(Stored entries)
§ §

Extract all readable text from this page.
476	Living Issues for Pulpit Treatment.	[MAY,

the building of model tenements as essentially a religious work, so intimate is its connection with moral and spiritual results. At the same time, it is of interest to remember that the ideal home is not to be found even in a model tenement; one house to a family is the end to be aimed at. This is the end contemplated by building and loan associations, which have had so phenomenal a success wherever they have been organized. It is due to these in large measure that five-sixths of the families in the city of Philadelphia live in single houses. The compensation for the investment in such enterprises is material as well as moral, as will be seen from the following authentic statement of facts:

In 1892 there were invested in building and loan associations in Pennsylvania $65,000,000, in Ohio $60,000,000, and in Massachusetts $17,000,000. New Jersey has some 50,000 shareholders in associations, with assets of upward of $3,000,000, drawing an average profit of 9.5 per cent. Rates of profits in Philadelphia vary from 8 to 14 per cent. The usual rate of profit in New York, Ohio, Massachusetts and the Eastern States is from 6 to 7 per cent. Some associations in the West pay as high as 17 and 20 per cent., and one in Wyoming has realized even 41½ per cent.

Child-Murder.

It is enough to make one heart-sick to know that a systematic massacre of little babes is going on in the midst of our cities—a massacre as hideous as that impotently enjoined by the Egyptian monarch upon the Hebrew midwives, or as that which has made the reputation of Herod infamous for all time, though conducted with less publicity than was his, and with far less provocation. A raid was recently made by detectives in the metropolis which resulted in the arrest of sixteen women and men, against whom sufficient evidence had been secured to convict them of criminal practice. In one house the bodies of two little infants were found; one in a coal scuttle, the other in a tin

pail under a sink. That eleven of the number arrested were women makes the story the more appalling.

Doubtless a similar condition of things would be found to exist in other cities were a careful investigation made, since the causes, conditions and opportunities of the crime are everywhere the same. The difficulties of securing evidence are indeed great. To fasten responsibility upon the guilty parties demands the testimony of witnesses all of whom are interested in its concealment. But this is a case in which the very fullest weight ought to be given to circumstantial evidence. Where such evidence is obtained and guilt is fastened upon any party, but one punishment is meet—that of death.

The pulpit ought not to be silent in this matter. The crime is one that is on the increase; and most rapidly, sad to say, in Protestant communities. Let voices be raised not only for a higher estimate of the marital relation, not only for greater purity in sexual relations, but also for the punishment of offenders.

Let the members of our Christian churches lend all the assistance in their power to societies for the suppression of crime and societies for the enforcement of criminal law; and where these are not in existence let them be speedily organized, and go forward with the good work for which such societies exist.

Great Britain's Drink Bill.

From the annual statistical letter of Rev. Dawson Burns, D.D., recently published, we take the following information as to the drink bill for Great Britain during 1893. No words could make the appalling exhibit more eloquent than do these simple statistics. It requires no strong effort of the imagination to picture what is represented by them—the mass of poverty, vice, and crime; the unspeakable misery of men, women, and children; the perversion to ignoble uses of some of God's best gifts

§ §

■ Directions ■
Find and copy each line above that includes the string "Britain".

■ Task output ■
Great Britain's Drink Bill.
From the annual statistical letter of Rev. Dawson Burns, D.D., recently published, we take the following information as to the drink bill for Great Britain during 1893. No words could make the appalling exhibit more eloquent than do these simple statistics. It requires no strong effort of the imagination to picture what is represented by them—the mass of poverty, vice, and crime; the unspeakable misery of men, women, and children; the perversion to ignoble uses of some of God's best gifts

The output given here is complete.